Search the data below for the word "JSON" and copy each line that holds it.

## start RECORDS FOR THE TASK

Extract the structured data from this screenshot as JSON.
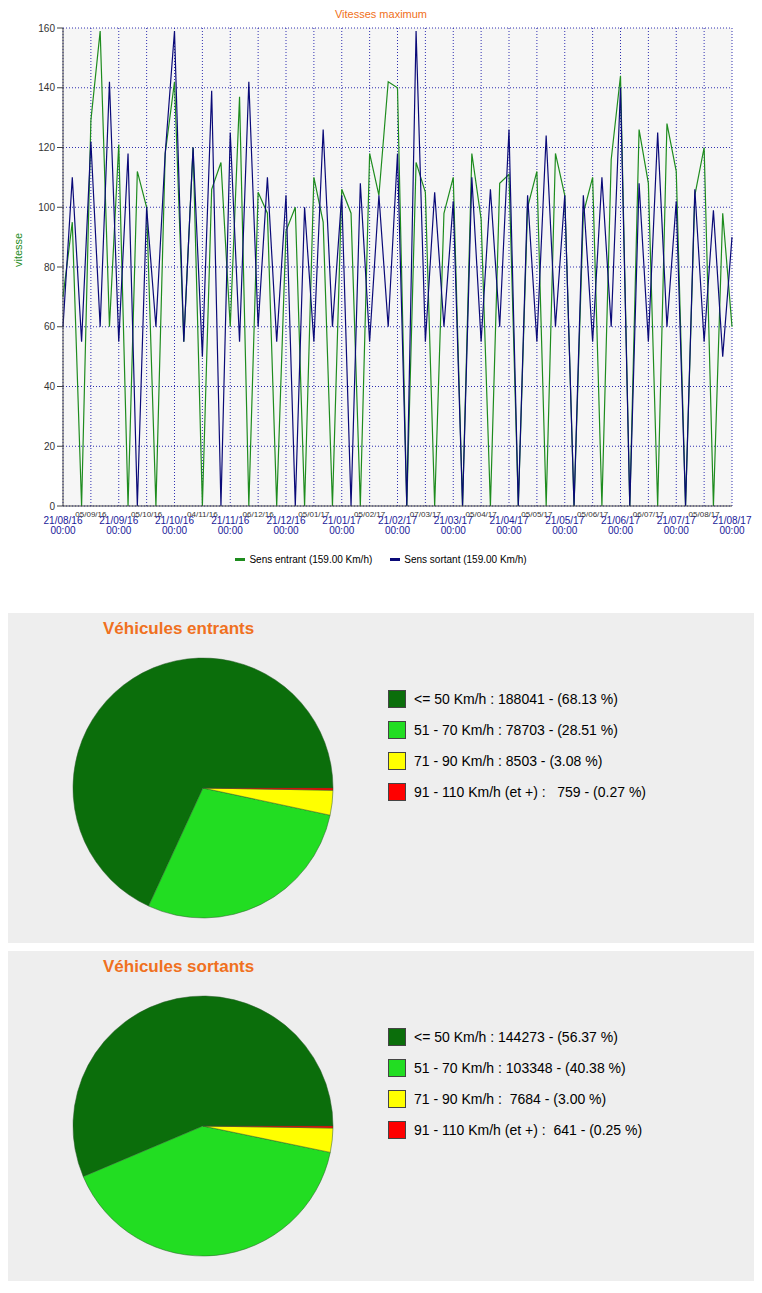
{
  "chart_data": [
    {
      "type": "line",
      "title": "Vitesses maximum",
      "y_label": "vitesse",
      "categories": [
        "21/08/16 00:00",
        null,
        null,
        "05/09/16",
        null,
        null,
        "21/09/16 00:00",
        null,
        null,
        "05/10/16",
        null,
        null,
        "21/10/16 00:00",
        null,
        null,
        "04/11/16",
        null,
        null,
        "21/11/16 00:00",
        null,
        null,
        "06/12/16",
        null,
        null,
        "21/12/16 00:00",
        null,
        null,
        "05/01/17",
        null,
        null,
        "21/01/17 00:00",
        null,
        null,
        "05/02/17",
        null,
        null,
        "21/02/17 00:00",
        null,
        null,
        "07/03/17",
        null,
        null,
        "21/03/17 00:00",
        null,
        null,
        "05/04/17",
        null,
        null,
        "21/04/17 00:00",
        null,
        null,
        "05/05/17",
        null,
        null,
        "21/05/17 00:00",
        null,
        null,
        "05/06/17",
        null,
        null,
        "21/06/17 00:00",
        null,
        null,
        "06/07/17",
        null,
        null,
        "21/07/17 00:00",
        null,
        null,
        "05/08/17",
        null,
        null,
        "21/08/17 00:00"
      ],
      "series": [
        {
          "name": "Sens entrant (159.00 Km/h)",
          "color": "#1e8c1e",
          "values": [
            70,
            95,
            0,
            129,
            159,
            60,
            121,
            0,
            112,
            100,
            0,
            118,
            142,
            55,
            120,
            0,
            106,
            115,
            60,
            137,
            0,
            105,
            98,
            0,
            92,
            100,
            0,
            110,
            95,
            0,
            106,
            98,
            0,
            118,
            104,
            142,
            140,
            0,
            115,
            105,
            0,
            98,
            110,
            0,
            118,
            96,
            0,
            108,
            111,
            0,
            100,
            112,
            0,
            118,
            104,
            0,
            98,
            110,
            0,
            116,
            144,
            0,
            126,
            108,
            0,
            128,
            112,
            0,
            104,
            120,
            0,
            98,
            60
          ]
        },
        {
          "name": "Sens sortant (159.00 Km/h)",
          "color": "#0a0a78",
          "values": [
            60,
            110,
            55,
            122,
            60,
            142,
            55,
            118,
            0,
            100,
            60,
            118,
            159,
            55,
            120,
            50,
            139,
            0,
            125,
            55,
            142,
            60,
            110,
            55,
            104,
            0,
            100,
            55,
            126,
            60,
            104,
            0,
            108,
            55,
            104,
            60,
            118,
            0,
            159,
            55,
            105,
            60,
            102,
            0,
            110,
            55,
            106,
            60,
            126,
            0,
            104,
            55,
            124,
            60,
            104,
            0,
            104,
            55,
            110,
            60,
            140,
            0,
            108,
            55,
            125,
            60,
            102,
            0,
            106,
            55,
            99,
            50,
            90
          ]
        }
      ],
      "ylim": [
        0,
        160
      ],
      "yticks": [
        0,
        20,
        40,
        60,
        80,
        100,
        120,
        140,
        160
      ],
      "grid": true,
      "legend": "bottom"
    },
    {
      "type": "pie",
      "title": "Véhicules entrants",
      "categories": [
        "<= 50 Km/h : 188041 - (68.13 %)",
        "51 - 70 Km/h : 78703 - (28.51 %)",
        "71 - 90 Km/h : 8503 - (3.08 %)",
        "91 - 110 Km/h (et +) :   759 - (0.27 %)"
      ],
      "values": [
        188041,
        78703,
        8503,
        759
      ],
      "colors": [
        "#0b6e0b",
        "#22dd22",
        "#ffff00",
        "#ff0000"
      ],
      "legend": "right"
    },
    {
      "type": "pie",
      "title": "Véhicules sortants",
      "categories": [
        "<= 50 Km/h : 144273 - (56.37 %)",
        "51 - 70 Km/h : 103348 - (40.38 %)",
        "71 - 90 Km/h :  7684 - (3.00 %)",
        "91 - 110 Km/h (et +) :  641 - (0.25 %)"
      ],
      "values": [
        144273,
        103348,
        7684,
        641
      ],
      "colors": [
        "#0b6e0b",
        "#22dd22",
        "#ffff00",
        "#ff0000"
      ],
      "legend": "right"
    }
  ]
}
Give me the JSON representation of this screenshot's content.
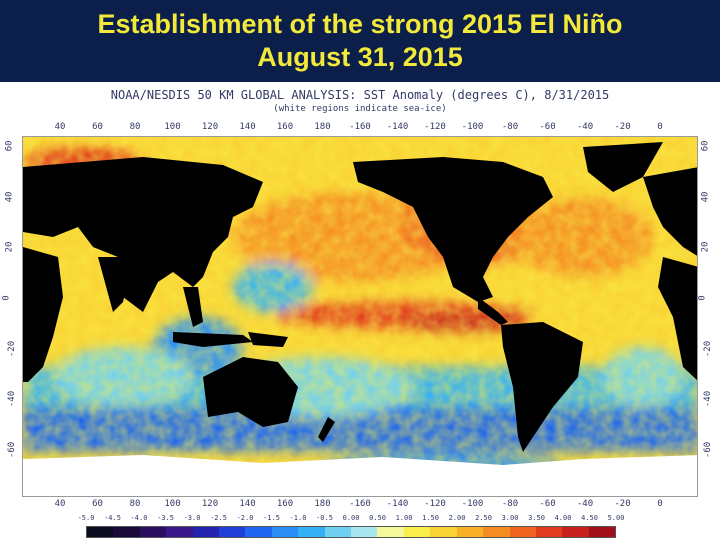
{
  "header": {
    "line1": "Establishment of the strong 2015 El Niño",
    "line2": "August 31, 2015"
  },
  "chart": {
    "title": "NOAA/NESDIS 50 KM GLOBAL ANALYSIS: SST Anomaly (degrees C), 8/31/2015",
    "subtitle": "(white regions indicate sea-ice)"
  },
  "axes": {
    "longitude_ticks": [
      "40",
      "60",
      "80",
      "100",
      "120",
      "140",
      "160",
      "180",
      "-160",
      "-140",
      "-120",
      "-100",
      "-80",
      "-60",
      "-40",
      "-20",
      "0"
    ],
    "latitude_ticks": [
      "60",
      "40",
      "20",
      "0",
      "-20",
      "-40",
      "-60"
    ]
  },
  "legend": {
    "labels": [
      "-5.0",
      "-4.5",
      "-4.0",
      "-3.5",
      "-3.0",
      "-2.5",
      "-2.0",
      "-1.5",
      "-1.0",
      "-0.5",
      "0.00",
      "0.50",
      "1.00",
      "1.50",
      "2.00",
      "2.50",
      "3.00",
      "3.50",
      "4.00",
      "4.50",
      "5.00"
    ],
    "colors": [
      "#0b0b20",
      "#1c0a3a",
      "#2b0f5e",
      "#3a1a8a",
      "#2424b0",
      "#1f3fd8",
      "#1f66f0",
      "#2a8ef5",
      "#36b0f5",
      "#6fd0f2",
      "#a8e6f0",
      "#f4f79c",
      "#f9ef4a",
      "#f9d234",
      "#f8b02a",
      "#f58c22",
      "#ef6420",
      "#e23a1e",
      "#c8201c",
      "#a0101a"
    ]
  },
  "palette": {
    "land": "#000000",
    "sea_ice": "#ffffff",
    "ocean_warm": "#f8b02a",
    "ocean_hot": "#e23a1e",
    "ocean_neutral": "#f9ef4a",
    "ocean_cool": "#36b0f5",
    "ocean_cold": "#1f66f0"
  }
}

## end RECORDS FOR THE TASK

RESULT FOR THIS EXERCISE:
Extract the structured data from this screenshot as JSON.
Give me the JSON representation of this screenshot's content.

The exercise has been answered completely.